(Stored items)

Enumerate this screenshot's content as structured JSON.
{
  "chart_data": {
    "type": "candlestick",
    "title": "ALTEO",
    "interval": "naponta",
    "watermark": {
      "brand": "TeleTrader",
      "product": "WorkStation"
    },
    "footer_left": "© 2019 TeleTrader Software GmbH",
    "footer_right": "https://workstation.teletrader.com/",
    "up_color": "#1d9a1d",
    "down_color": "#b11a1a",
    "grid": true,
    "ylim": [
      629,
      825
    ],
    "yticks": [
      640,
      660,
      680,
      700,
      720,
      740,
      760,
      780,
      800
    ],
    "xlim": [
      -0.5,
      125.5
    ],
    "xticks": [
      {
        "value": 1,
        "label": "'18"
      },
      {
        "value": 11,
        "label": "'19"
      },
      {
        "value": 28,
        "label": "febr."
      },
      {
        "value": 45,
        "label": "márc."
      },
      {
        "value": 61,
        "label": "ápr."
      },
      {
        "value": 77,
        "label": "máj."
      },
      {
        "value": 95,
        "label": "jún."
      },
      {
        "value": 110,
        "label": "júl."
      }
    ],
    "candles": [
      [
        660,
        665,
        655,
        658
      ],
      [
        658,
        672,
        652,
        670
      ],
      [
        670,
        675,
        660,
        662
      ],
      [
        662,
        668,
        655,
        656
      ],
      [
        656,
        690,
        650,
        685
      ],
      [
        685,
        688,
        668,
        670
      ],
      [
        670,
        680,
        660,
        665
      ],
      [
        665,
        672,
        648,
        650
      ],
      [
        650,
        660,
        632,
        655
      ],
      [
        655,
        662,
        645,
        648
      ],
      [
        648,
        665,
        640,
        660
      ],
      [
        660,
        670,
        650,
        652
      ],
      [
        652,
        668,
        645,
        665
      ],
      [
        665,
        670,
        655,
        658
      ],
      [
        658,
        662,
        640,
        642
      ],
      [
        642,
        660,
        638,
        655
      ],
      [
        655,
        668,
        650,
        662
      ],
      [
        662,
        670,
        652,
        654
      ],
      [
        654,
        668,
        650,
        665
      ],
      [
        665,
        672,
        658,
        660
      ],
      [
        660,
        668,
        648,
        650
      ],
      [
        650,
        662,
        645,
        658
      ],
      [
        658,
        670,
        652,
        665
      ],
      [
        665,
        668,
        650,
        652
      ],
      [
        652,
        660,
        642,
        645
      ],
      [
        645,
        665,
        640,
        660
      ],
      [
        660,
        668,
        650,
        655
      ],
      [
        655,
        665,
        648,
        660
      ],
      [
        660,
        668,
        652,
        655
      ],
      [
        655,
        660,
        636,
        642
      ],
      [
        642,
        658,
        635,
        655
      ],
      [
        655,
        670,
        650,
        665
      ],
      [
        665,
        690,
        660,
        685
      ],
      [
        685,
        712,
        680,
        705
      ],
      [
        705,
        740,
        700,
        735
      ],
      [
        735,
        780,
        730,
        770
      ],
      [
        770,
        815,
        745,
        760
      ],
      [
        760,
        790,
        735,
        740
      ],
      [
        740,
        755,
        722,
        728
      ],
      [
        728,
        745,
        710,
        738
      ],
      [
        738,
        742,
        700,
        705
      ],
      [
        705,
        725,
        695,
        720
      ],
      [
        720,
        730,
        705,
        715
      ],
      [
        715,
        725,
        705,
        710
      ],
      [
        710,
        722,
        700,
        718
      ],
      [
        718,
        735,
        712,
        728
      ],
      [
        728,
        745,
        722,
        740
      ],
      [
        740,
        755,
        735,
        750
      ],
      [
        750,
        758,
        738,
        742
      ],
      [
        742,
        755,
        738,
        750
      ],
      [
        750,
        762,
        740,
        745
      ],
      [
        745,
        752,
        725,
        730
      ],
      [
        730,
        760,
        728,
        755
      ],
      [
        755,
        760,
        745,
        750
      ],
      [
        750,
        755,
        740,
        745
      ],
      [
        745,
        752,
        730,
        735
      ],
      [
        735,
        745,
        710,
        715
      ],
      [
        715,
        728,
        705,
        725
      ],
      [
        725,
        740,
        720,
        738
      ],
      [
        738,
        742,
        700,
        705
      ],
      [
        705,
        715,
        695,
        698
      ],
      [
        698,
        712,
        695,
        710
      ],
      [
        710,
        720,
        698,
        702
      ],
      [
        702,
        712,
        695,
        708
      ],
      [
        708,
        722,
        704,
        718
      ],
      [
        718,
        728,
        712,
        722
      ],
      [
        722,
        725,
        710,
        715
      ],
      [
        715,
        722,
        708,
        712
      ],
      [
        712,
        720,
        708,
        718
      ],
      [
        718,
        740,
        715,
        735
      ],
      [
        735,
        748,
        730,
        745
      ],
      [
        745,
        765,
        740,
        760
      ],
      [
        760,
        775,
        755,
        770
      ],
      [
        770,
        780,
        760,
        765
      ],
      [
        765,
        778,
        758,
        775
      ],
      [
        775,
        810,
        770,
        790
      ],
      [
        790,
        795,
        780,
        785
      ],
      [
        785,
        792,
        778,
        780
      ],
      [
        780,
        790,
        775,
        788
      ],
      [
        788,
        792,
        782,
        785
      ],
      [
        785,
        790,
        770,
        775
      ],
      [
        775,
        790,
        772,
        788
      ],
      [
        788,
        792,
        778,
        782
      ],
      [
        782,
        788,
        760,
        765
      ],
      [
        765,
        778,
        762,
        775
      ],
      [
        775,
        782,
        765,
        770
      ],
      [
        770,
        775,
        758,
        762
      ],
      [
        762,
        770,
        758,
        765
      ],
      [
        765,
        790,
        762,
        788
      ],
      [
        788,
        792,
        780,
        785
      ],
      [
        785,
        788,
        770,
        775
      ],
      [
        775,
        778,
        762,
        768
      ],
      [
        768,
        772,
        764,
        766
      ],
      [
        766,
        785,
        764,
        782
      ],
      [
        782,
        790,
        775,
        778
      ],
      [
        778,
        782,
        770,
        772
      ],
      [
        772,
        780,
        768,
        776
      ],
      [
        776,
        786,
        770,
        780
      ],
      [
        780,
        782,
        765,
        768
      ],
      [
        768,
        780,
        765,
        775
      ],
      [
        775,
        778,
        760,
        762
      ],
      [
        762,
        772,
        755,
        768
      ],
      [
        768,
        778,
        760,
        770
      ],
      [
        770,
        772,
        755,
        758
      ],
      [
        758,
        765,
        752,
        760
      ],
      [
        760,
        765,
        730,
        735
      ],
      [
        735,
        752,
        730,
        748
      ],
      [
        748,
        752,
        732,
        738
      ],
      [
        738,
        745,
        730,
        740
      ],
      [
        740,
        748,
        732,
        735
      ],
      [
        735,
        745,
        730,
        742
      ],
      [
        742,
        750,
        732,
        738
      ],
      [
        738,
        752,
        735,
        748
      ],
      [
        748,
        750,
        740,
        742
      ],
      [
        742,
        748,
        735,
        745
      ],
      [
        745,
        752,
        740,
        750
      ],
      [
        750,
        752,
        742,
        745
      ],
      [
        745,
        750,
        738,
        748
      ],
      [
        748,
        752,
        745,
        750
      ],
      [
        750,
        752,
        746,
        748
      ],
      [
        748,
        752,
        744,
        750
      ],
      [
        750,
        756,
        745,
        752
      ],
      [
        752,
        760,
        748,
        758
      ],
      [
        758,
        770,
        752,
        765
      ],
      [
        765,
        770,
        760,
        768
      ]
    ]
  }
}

TO BE DONE: Identify the lines that hold the word "label". Copy every one of them.

EXERCISE SOLUTION:
        "label": "'18"
        "label": "'19"
        "label": "febr."
        "label": "márc."
        "label": "ápr."
        "label": "máj."
        "label": "jún."
        "label": "júl."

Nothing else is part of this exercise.